(Records)
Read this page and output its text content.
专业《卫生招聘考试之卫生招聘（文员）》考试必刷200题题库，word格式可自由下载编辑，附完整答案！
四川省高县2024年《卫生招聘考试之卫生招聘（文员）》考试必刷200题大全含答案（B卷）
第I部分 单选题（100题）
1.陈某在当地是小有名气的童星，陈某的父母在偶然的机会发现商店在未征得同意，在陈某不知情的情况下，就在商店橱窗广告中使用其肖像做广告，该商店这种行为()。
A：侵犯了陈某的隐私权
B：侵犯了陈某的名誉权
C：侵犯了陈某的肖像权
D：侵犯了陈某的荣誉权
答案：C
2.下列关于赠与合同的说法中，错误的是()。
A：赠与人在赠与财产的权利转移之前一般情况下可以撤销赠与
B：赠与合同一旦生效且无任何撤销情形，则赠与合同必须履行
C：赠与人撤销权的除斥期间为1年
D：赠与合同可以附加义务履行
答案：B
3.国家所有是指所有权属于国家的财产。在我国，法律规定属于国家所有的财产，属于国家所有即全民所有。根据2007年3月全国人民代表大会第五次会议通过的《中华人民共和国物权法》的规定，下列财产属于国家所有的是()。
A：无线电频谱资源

## Given exercise
Return all lines with the word "卫生招聘考试之卫生招聘" in them.

## Reply
专业《卫生招聘考试之卫生招聘（文员）》考试必刷200题题库，word格式可自由下载编辑，附完整答案！
四川省高县2024年《卫生招聘考试之卫生招聘（文员）》考试必刷200题大全含答案（B卷）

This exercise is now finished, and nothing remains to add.